__Records for this task__
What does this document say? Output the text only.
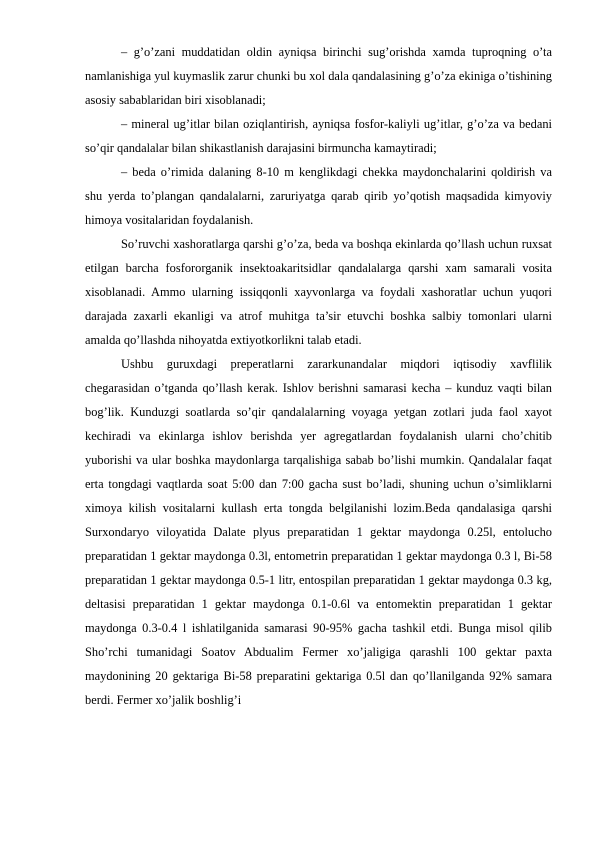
– g’o’zani muddatidan oldin ayniqsa birinchi sug’orishda xamda tuproqning o’ta namlanishiga yul kuymaslik zarur chunki bu xol dala qandalasining g’o’za ekiniga o’tishining asosiy sabablaridan biri xisoblanadi;

– mineral ug’itlar bilan oziqlantirish, ayniqsa fosfor-kaliyli ug’itlar, g’o’za va bedani so’qir qandalalar bilan shikastlanish darajasini birmuncha kamaytiradi;

– beda o’rimida dalaning 8-10 m kenglikdagi chekka maydonchalarini qoldirish va shu yerda to’plangan qandalalarni, zaruriyatga qarab qirib yo’qotish maqsadida kimyoviy himoya vositalaridan foydalanish.

So’ruvchi xashoratlarga qarshi g’o’za, beda va boshqa ekinlarda qo’llash uchun ruxsat etilgan barcha fosfororganik insektoakaritsidlar qandalalarga qarshi xam samarali vosita xisoblanadi. Ammo ularning issiqqonli xayvonlarga va foydali xashoratlar uchun yuqori darajada zaxarli ekanligi va atrof muhitga ta’sir etuvchi boshka salbiy tomonlari ularni amalda qo’llashda nihoyatda extiyotkorlikni talab etadi.

Ushbu guruxdagi preperatlarni zararkunandalar miqdori iqtisodiy xavflilik chegarasidan o’tganda qo’llash kerak. Ishlov berishni samarasi kecha – kunduz vaqti bilan bog’lik. Kunduzgi soatlarda so’qir qandalalarning voyaga yetgan zotlari juda faol xayot kechiradi va ekinlarga ishlov berishda yer agregatlardan foydalanish ularni cho’chitib yuborishi va ular boshka maydonlarga tarqalishiga sabab bo’lishi mumkin. Qandalalar faqat erta tongdagi vaqtlarda soat 5:00 dan 7:00 gacha sust bo’ladi, shuning uchun o’simliklarni ximoya kilish vositalarni kullash erta tongda belgilanishi lozim.Beda qandalasiga qarshi Surxondaryo viloyatida Dalate plyus preparatidan 1 gektar maydonga 0.25l, entolucho preparatidan 1 gektar maydonga 0.3l, entometrin preparatidan 1 gektar maydonga 0.3 l, Bi-58 preparatidan 1 gektar maydonga 0.5-1 litr, entospilan preparatidan 1 gektar maydonga 0.3 kg, deltasisi preparatidan 1 gektar maydonga 0.1-0.6l va entomektin preparatidan 1 gektar maydonga 0.3-0.4 l ishlatilganida samarasi 90-95% gacha tashkil etdi. Bunga misol qilib Sho’rchi tumanidagi Soatov Abdualim Fermer xo’jaligiga qarashli 100 gektar paxta maydonining 20 gektariga Bi-58 preparatini gektariga 0.5l dan qo’llanilganda 92% samara berdi. Fermer xo’jalik boshlig’i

__Directions__
Omit the pictures and reproduce the listing exactly.

__Correct result__
What does this document say? Output the text only.
– g’o’zani muddatidan oldin ayniqsa birinchi sug’orishda xamda tuproqning o’ta namlanishiga yul kuymaslik zarur chunki bu xol dala qandalasining g’o’za ekiniga o’tishining asosiy sabablaridan biri xisoblanadi;

– mineral ug’itlar bilan oziqlantirish, ayniqsa fosfor-kaliyli ug’itlar, g’o’za va bedani so’qir qandalalar bilan shikastlanish darajasini birmuncha kamaytiradi;

– beda o’rimida dalaning 8-10 m kenglikdagi chekka maydonchalarini qoldirish va shu yerda to’plangan qandalalarni, zaruriyatga qarab qirib yo’qotish maqsadida kimyoviy himoya vositalaridan foydalanish.

So’ruvchi xashoratlarga qarshi g’o’za, beda va boshqa ekinlarda qo’llash uchun ruxsat etilgan barcha fosfororganik insektoakaritsidlar qandalalarga qarshi xam samarali vosita xisoblanadi. Ammo ularning issiqqonli xayvonlarga va foydali xashoratlar uchun yuqori darajada zaxarli ekanligi va atrof muhitga ta’sir etuvchi boshka salbiy tomonlari ularni amalda qo’llashda nihoyatda extiyotkorlikni talab etadi.

Ushbu guruxdagi preperatlarni zararkunandalar miqdori iqtisodiy xavflilik chegarasidan o’tganda qo’llash kerak. Ishlov berishni samarasi kecha – kunduz vaqti bilan bog’lik. Kunduzgi soatlarda so’qir qandalalarning voyaga yetgan zotlari juda faol xayot kechiradi va ekinlarga ishlov berishda yer agregatlardan foydalanish ularni cho’chitib yuborishi va ular boshka maydonlarga tarqalishiga sabab bo’lishi mumkin. Qandalalar faqat erta tongdagi vaqtlarda soat 5:00 dan 7:00 gacha sust bo’ladi, shuning uchun o’simliklarni ximoya kilish vositalarni kullash erta tongda belgilanishi lozim.Beda qandalasiga qarshi Surxondaryo viloyatida Dalate plyus preparatidan 1 gektar maydonga 0.25l, entolucho preparatidan 1 gektar maydonga 0.3l, entometrin preparatidan 1 gektar maydonga 0.3 l, Bi-58 preparatidan 1 gektar maydonga 0.5-1 litr, entospilan preparatidan 1 gektar maydonga 0.3 kg, deltasisi preparatidan 1 gektar maydonga 0.1-0.6l va entomektin preparatidan 1 gektar maydonga 0.3-0.4 l ishlatilganida samarasi 90-95% gacha tashkil etdi. Bunga misol qilib Sho’rchi tumanidagi Soatov Abdualim Fermer xo’jaligiga qarashli 100 gektar paxta maydonining 20 gektariga Bi-58 preparatini gektariga 0.5l dan qo’llanilganda 92% samara berdi. Fermer xo’jalik boshlig’i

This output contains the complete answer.